**Required task**
Check each line of the material. Copy those containing "Jesús".
## START Supplied records
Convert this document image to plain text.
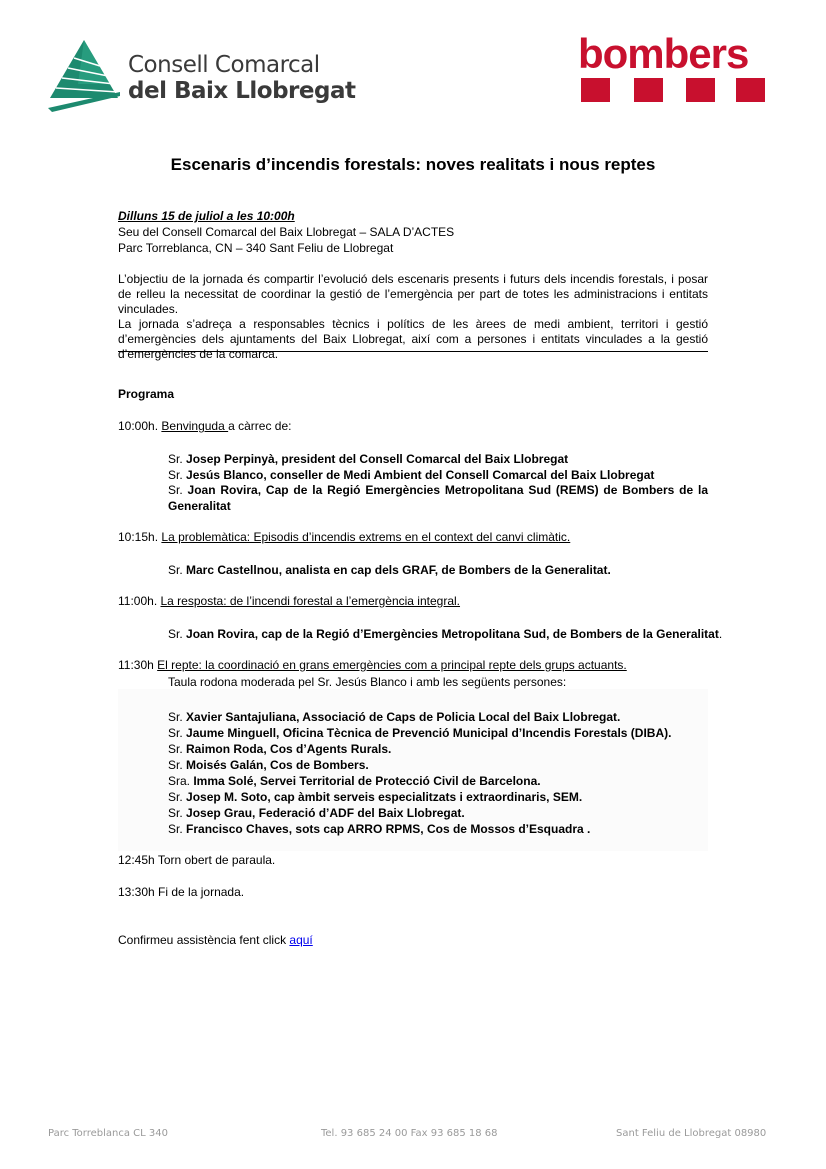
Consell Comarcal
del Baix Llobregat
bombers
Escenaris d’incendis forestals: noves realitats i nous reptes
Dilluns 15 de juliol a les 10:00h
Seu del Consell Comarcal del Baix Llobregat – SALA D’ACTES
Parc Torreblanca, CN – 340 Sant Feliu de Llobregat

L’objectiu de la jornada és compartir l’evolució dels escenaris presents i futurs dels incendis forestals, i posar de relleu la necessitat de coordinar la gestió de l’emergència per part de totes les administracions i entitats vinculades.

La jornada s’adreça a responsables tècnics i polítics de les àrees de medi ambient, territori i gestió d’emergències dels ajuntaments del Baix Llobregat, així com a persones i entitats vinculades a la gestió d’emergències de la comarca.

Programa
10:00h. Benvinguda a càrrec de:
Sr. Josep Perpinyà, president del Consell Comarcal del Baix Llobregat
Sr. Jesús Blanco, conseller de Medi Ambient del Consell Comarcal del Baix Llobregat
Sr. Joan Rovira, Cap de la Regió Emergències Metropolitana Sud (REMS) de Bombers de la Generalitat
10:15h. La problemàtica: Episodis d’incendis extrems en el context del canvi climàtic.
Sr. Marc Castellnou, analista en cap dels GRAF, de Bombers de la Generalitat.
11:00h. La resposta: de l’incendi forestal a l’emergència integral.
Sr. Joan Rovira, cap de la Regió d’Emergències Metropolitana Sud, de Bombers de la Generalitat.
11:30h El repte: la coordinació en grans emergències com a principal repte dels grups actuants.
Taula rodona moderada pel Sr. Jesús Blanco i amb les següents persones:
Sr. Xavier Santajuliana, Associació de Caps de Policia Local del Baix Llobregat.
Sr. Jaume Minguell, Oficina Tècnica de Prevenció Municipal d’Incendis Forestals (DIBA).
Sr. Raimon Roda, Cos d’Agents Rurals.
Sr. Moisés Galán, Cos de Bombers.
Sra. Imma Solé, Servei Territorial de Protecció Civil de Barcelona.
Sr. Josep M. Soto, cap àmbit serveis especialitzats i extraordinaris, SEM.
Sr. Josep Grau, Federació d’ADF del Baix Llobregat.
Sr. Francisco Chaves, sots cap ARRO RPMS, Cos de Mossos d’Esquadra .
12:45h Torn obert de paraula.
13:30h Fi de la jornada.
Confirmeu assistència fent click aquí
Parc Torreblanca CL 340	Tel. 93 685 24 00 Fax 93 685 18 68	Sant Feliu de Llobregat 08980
## END Supplied records
**Solved exercise**
Sr. Jesús Blanco, conseller de Medi Ambient del Consell Comarcal del Baix Llobregat
Taula rodona moderada pel Sr. Jesús Blanco i amb les següents persones:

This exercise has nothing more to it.